Boxed element entries:
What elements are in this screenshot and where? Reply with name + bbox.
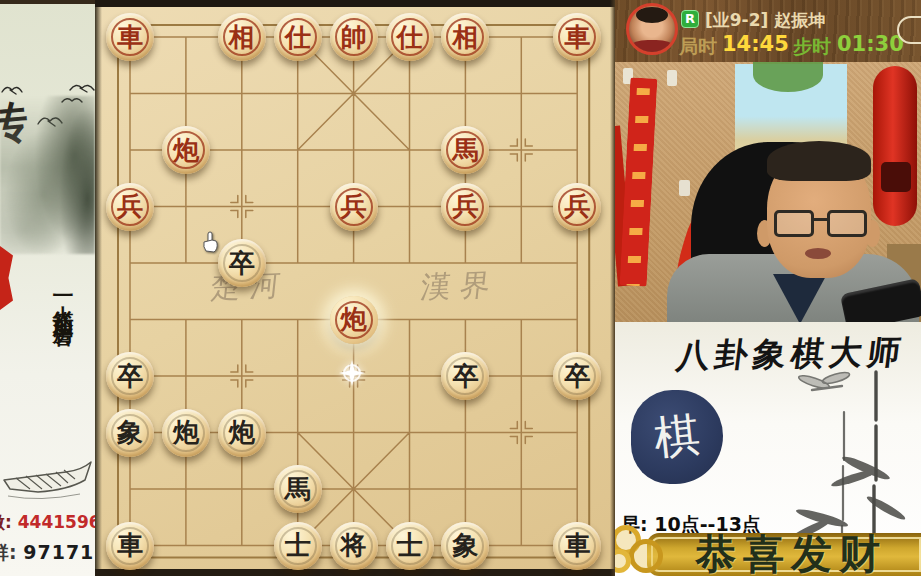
avatar-jacket <box>631 40 673 55</box>
game-time-value: 14:45 <box>722 32 789 56</box>
xiangqi-piece-black-卒[interactable]: 卒 <box>218 239 266 287</box>
xiangqi-piece-black-士[interactable]: 士 <box>386 522 434 570</box>
xiangqi-piece-black-士[interactable]: 士 <box>274 522 322 570</box>
board-grid-lines <box>95 0 615 576</box>
glasses-bridge <box>813 218 828 221</box>
xiangqi-piece-red-帥[interactable]: 帥 <box>330 13 378 61</box>
red-ribbon-decoration <box>0 246 13 310</box>
streamer-hair <box>767 141 871 181</box>
banner-greeting-text: 恭喜发财 <box>695 533 887 576</box>
xiangqi-piece-red-車[interactable]: 車 <box>106 13 154 61</box>
gift-rule-vertical-text: 一火箭加房管 <box>49 284 77 314</box>
xiangqi-piece-black-象[interactable]: 象 <box>441 522 489 570</box>
contact-label: 微: <box>0 512 12 532</box>
move-time-label: 步时 <box>793 34 831 60</box>
streamer-webcam <box>615 62 921 322</box>
player-info-bar: R [业9-2] 赵振坤 局时 14:45 步时 01:30 <box>615 0 921 62</box>
move-time-value: 01:30 <box>837 32 904 56</box>
board-bottom-shadow <box>95 569 615 576</box>
xiangqi-piece-red-兵[interactable]: 兵 <box>106 183 154 231</box>
group-label: 群: <box>0 541 17 563</box>
mountain-ink-wash <box>0 96 95 254</box>
xiangqi-piece-red-兵[interactable]: 兵 <box>330 183 378 231</box>
xiangqi-piece-red-仕[interactable]: 仕 <box>386 13 434 61</box>
wall-switch <box>679 180 690 196</box>
xiangqi-piece-black-卒[interactable]: 卒 <box>553 352 601 400</box>
red-punching-bag <box>873 66 917 226</box>
gold-cloud-ornament <box>615 523 667 576</box>
river-label-right: 漢界 <box>419 265 502 309</box>
xiangqi-piece-red-兵[interactable]: 兵 <box>553 183 601 231</box>
game-time-label: 局时 <box>679 34 717 60</box>
xiangqi-piece-red-車[interactable]: 車 <box>553 13 601 61</box>
xiangqi-piece-black-将[interactable]: 将 <box>330 522 378 570</box>
stream-screen: 传 一火箭加房管 微: 444159622 群: 971716 <box>0 0 921 576</box>
xiangqi-piece-black-炮[interactable]: 炮 <box>218 409 266 457</box>
xiangqi-board[interactable]: 楚河 漢界 車相仕帥仕相車炮馬兵兵兵兵卒炮卒卒卒象炮炮馬車士将士象車 <box>95 0 615 576</box>
sidebar-top-edge <box>0 0 95 4</box>
xiangqi-piece-red-炮[interactable]: 炮 <box>330 296 378 344</box>
punching-bag-label <box>881 162 911 192</box>
xiangqi-piece-black-炮[interactable]: 炮 <box>162 409 210 457</box>
chess-ink-seal: 棋 <box>631 390 723 484</box>
gold-greeting-banner: 恭喜发财 <box>647 533 921 576</box>
xiangqi-piece-black-象[interactable]: 象 <box>106 409 154 457</box>
seal-character: 棋 <box>651 404 703 470</box>
mouse-hand-cursor <box>201 231 221 255</box>
contact-number-line: 微: 444159622 <box>0 511 95 534</box>
contact-value: 444159622 <box>18 512 95 532</box>
glasses-left-lens <box>774 210 814 237</box>
boat-ink-sketch <box>0 438 95 508</box>
group-value: 971716 <box>23 541 95 563</box>
xiangqi-piece-black-車[interactable]: 車 <box>553 522 601 570</box>
xiangqi-piece-black-車[interactable]: 車 <box>106 522 154 570</box>
corner-pill-button[interactable] <box>897 16 921 44</box>
avatar-hair <box>636 7 668 23</box>
left-art-sidebar: 传 一火箭加房管 微: 444159622 群: 971716 <box>0 0 95 576</box>
glasses-right-lens <box>827 210 867 237</box>
red-couplet-banner <box>620 77 658 286</box>
rank-badge-icon: R <box>681 10 699 28</box>
xiangqi-piece-red-兵[interactable]: 兵 <box>441 183 489 231</box>
xiangqi-piece-black-卒[interactable]: 卒 <box>106 352 154 400</box>
streamer-mouth <box>805 248 831 259</box>
palm-leaves <box>753 62 823 92</box>
xiangqi-piece-black-馬[interactable]: 馬 <box>274 465 322 513</box>
wall-hook <box>667 70 677 86</box>
right-stream-panel: R [业9-2] 赵振坤 局时 14:45 步时 01:30 <box>615 0 921 576</box>
player-avatar[interactable] <box>626 3 678 55</box>
xiangqi-piece-red-炮[interactable]: 炮 <box>162 126 210 174</box>
group-number-line: 群: 971716 <box>0 540 95 566</box>
xiangqi-piece-red-相[interactable]: 相 <box>218 13 266 61</box>
player-name: [业9-2] 赵振坤 <box>705 9 825 32</box>
move-sparkle-effect <box>339 360 365 386</box>
xiangqi-piece-red-仕[interactable]: 仕 <box>274 13 322 61</box>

**WRITTEN EXERCISE:** Recast every line of the records above as a JSON list of strings, one string per line, with blank lines dropped. Leave the pictures out of the answer.

**WRITTEN RESPONSE:**
[
  "What elements are in this screenshot and where? Reply with name + bbox.",
  "avatar-jacket <box>631 40 673 55</box>",
  "game-time-value: 14:45 <box>722 32 789 56</box>",
  "xiangqi-piece-black-卒[interactable]: 卒 <box>218 239 266 287</box>",
  "xiangqi-piece-black-士[interactable]: 士 <box>386 522 434 570</box>",
  "xiangqi-piece-black-士[interactable]: 士 <box>274 522 322 570</box>",
  "board-grid-lines <box>95 0 615 576</box>",
  "glasses-bridge <box>813 218 828 221</box>",
  "xiangqi-piece-red-帥[interactable]: 帥 <box>330 13 378 61</box>",
  "red-ribbon-decoration <box>0 246 13 310</box>",
  "streamer-hair <box>767 141 871 181</box>",
  "banner-greeting-text: 恭喜发财 <box>695 533 887 576</box>",
  "xiangqi-piece-red-車[interactable]: 車 <box>106 13 154 61</box>",
  "gift-rule-vertical-text: 一火箭加房管 <box>49 284 77 314</box>",
  "xiangqi-piece-black-象[interactable]: 象 <box>441 522 489 570</box>",
  "contact-label: 微: <box>0 512 12 532</box>",
  "move-time-label: 步时 <box>793 34 831 60</box>",
  "streamer-webcam <box>615 62 921 322</box>",
  "player-info-bar: R [业9-2] 赵振坤 局时 14:45 步时 01:30 <box>615 0 921 62</box>",
  "move-time-value: 01:30 <box>837 32 904 56</box>",
  "board-bottom-shadow <box>95 569 615 576</box>",
  "xiangqi-piece-red-兵[interactable]: 兵 <box>106 183 154 231</box>",
  "group-label: 群: <box>0 541 17 563</box>",
  "mountain-ink-wash <box>0 96 95 254</box>",
  "xiangqi-piece-red-兵[interactable]: 兵 <box>330 183 378 231</box>",
  "xiangqi-piece-red-仕[interactable]: 仕 <box>386 13 434 61</box>",
  "wall-switch <box>679 180 690 196</box>",
  "xiangqi-piece-black-卒[interactable]: 卒 <box>553 352 601 400</box>",
  "red-punching-bag <box>873 66 917 226</box>",
  "gold-cloud-ornament <box>615 523 667 576</box>",
  "river-label-right: 漢界 <box>419 265 502 309</box>",
  "xiangqi-piece-red-兵[interactable]: 兵 <box>553 183 601 231</box>",
  "game-time-label: 局时 <box>679 34 717 60</box>",
  "xiangqi-piece-red-車[interactable]: 車 <box>553 13 601 61</box>",
  "xiangqi-piece-black-将[interactable]: 将 <box>330 522 378 570</box>",
  "stream-screen: 传 一火箭加房管 微: 444159622 群: 971716 <box>0 0 921 576</box>",
  "xiangqi-piece-black-炮[interactable]: 炮 <box>218 409 266 457</box>",
  "xiangqi-board[interactable]: 楚河 漢界 車相仕帥仕相車炮馬兵兵兵兵卒炮卒卒卒象炮炮馬車士将士象車 <box>95 0 615 576</box>",
  "sidebar-top-edge <box>0 0 95 4</box>",
  "xiangqi-piece-red-炮[interactable]: 炮 <box>330 296 378 344</box>",
  "punching-bag-label <box>881 162 911 192</box>",
  "xiangqi-piece-black-炮[interactable]: 炮 <box>162 409 210 457</box>",
  "chess-ink-seal: 棋 <box>631 390 723 484</box>",
  "gold-greeting-banner: 恭喜发财 <box>647 533 921 576</box>",
  "xiangqi-piece-black-象[interactable]: 象 <box>106 409 154 457</box>",
  "seal-character: 棋 <box>651 404 703 470</box>",
  "mouse-hand-cursor <box>201 231 221 255</box>",
  "contact-number-line: 微: 444159622 <box>0 511 95 534</box>",
  "contact-value: 444159622 <box>18 512 95 532</box>",
  "glasses-left-lens <box>774 210 814 237</box>",
  "boat-ink-sketch <box>0 438 95 508</box>",
  "group-value: 971716 <box>23 541 95 563</box>",
  "xiangqi-piece-black-車[interactable]: 車 <box>553 522 601 570</box>",
  "xiangqi-piece-black-車[interactable]: 車 <box>106 522 154 570</box>",
  "corner-pill-button[interactable] <box>897 16 921 44</box>",
  "avatar-hair <box>636 7 668 23</box>",
  "left-art-sidebar: 传 一火箭加房管 微: 444159622 群: 971716 <box>0 0 95 576</box>",
  "glasses-right-lens <box>827 210 867 237</box>",
  "red-couplet-banner <box>620 77 658 286</box>",
  "rank-badge-icon: R <box>681 10 699 28</box>",
  "xiangqi-piece-red-兵[interactable]: 兵 <box>441 183 489 231</box>",
  "xiangqi-piece-black-卒[interactable]: 卒 <box>106 352 154 400</box>",
  "streamer-mouth <box>805 248 831 259</box>",
  "palm-leaves <box>753 62 823 92</box>",
  "xiangqi-piece-black-馬[interactable]: 馬 <box>274 465 322 513</box>",
  "wall-hook <box>667 70 677 86</box>",
  "right-stream-panel: R [业9-2] 赵振坤 局时 14:45 步时 01:30 <box>615 0 921 576</box>",
  "player-avatar[interactable] <box>626 3 678 55</box>",
  "xiangqi-piece-red-炮[interactable]: 炮 <box>162 126 210 174</box>",
  "group-number-line: 群: 971716 <box>0 540 95 566</box>",
  "xiangqi-piece-red-相[interactable]: 相 <box>218 13 266 61</box>",
  "player-name: [业9-2] 赵振坤 <box>705 9 825 32</box>",
  "move-sparkle-effect <box>339 360 365 386</box>",
  "xiangqi-piece-red-仕[interactable]: 仕 <box>274 13 322 61</box>"
]